**Short problem:**
Report every line in the listing that contains the string "name".

**Task input:**

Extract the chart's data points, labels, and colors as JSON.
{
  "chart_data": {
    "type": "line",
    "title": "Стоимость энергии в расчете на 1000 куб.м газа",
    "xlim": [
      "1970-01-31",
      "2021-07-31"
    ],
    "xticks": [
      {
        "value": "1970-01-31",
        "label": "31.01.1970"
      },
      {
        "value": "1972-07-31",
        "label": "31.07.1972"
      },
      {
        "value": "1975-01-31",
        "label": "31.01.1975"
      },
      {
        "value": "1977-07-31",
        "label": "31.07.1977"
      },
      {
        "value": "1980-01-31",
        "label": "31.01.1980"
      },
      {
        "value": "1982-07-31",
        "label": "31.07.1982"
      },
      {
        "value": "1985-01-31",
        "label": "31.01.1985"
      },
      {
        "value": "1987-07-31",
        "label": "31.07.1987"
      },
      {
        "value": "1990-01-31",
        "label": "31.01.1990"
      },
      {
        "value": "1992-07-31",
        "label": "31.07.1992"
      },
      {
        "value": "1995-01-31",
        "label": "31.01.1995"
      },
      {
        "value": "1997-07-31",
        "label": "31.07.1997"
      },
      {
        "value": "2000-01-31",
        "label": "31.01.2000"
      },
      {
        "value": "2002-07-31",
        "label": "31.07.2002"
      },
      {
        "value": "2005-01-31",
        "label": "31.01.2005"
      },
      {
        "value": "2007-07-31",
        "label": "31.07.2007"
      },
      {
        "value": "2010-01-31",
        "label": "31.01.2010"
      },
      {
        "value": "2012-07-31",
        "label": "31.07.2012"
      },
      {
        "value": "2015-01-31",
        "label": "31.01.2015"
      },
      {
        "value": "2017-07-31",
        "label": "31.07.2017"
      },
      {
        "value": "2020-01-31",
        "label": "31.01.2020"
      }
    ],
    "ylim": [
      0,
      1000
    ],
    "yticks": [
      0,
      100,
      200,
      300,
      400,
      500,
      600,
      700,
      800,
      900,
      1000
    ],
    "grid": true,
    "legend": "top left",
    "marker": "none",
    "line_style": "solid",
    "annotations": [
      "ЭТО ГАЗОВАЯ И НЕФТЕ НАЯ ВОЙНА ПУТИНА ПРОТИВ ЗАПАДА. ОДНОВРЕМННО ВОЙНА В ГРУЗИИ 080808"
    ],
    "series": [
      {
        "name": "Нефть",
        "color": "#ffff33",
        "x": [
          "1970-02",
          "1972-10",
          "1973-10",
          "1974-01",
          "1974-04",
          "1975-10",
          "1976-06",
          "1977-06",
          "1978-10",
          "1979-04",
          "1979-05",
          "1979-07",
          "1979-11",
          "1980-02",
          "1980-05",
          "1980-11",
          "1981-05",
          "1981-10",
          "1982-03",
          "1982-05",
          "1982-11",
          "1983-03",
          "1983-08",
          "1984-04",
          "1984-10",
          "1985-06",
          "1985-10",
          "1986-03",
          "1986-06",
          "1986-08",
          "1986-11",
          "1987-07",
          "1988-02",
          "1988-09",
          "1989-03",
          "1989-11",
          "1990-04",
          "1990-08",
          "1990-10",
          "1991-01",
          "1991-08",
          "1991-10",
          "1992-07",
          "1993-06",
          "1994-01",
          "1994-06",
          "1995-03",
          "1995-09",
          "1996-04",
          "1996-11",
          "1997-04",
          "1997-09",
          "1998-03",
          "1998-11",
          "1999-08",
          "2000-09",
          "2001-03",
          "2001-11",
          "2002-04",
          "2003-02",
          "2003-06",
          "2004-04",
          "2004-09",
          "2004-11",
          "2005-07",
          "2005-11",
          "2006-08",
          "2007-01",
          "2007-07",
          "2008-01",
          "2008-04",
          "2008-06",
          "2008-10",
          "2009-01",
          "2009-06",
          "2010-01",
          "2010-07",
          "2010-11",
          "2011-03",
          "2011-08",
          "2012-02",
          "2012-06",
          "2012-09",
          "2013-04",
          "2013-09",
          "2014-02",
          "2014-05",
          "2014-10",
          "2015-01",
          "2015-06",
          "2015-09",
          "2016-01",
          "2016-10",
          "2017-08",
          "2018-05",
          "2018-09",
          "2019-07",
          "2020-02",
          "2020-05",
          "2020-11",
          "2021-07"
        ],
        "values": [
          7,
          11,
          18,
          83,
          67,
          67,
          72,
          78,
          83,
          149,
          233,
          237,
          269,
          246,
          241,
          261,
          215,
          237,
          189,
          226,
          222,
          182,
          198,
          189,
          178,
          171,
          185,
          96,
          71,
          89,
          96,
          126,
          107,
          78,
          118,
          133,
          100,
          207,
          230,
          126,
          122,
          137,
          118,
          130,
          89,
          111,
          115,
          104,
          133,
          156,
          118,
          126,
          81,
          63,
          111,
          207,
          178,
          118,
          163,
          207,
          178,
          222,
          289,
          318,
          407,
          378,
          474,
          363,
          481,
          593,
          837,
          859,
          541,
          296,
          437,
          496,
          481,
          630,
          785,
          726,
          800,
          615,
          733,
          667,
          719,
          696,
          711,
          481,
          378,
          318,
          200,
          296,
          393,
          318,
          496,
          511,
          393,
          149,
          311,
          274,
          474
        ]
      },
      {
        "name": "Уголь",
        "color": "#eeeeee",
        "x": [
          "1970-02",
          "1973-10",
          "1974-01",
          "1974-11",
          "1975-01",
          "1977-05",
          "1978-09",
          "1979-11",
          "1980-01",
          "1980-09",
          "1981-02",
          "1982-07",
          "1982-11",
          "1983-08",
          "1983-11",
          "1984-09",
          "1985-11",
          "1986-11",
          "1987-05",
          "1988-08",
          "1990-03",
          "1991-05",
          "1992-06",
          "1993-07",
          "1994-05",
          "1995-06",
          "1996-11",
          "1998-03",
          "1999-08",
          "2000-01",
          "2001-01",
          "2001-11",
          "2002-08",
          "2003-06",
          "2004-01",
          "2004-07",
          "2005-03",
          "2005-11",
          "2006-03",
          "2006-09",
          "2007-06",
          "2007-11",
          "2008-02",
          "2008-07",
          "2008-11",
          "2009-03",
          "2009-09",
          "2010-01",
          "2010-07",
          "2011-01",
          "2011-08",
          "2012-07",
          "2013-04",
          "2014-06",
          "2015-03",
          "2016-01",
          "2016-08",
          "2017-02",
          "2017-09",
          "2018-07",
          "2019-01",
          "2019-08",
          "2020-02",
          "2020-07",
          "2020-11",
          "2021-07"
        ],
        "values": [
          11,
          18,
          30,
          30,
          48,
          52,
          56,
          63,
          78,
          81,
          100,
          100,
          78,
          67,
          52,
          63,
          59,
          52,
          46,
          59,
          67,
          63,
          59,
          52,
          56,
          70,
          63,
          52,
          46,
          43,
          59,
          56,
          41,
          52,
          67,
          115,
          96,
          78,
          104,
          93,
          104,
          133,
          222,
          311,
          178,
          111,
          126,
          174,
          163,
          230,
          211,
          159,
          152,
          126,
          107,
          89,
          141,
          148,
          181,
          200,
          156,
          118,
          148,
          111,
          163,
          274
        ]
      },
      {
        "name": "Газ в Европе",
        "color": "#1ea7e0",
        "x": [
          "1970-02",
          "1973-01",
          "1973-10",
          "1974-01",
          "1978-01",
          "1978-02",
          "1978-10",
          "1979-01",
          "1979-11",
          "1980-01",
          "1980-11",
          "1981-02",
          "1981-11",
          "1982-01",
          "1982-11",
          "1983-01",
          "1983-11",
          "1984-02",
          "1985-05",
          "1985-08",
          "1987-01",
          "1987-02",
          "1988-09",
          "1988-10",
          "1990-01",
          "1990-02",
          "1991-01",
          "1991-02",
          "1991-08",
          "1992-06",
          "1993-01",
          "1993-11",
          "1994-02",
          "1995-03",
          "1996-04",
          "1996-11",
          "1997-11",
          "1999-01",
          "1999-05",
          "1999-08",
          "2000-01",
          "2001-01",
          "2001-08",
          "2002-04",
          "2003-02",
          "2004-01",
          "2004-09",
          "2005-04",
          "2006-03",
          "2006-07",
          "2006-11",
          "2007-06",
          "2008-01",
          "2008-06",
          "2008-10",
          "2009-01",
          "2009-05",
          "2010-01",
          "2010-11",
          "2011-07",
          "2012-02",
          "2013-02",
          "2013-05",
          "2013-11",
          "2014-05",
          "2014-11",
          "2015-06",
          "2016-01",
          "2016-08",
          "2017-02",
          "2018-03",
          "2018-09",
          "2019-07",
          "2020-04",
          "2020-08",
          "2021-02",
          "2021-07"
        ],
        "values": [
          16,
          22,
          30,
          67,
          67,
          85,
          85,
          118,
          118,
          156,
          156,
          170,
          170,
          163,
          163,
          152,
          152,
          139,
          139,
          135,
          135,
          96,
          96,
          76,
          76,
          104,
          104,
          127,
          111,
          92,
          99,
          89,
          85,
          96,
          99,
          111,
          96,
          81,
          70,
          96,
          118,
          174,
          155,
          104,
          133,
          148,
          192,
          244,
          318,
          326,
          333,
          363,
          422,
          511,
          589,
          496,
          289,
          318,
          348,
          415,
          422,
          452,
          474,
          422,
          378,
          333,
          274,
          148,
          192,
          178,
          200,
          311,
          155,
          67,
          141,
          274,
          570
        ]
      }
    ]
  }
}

**Exercise output:**
        "name": "Нефть",
        "name": "Уголь",
        "name": "Газ в Европе",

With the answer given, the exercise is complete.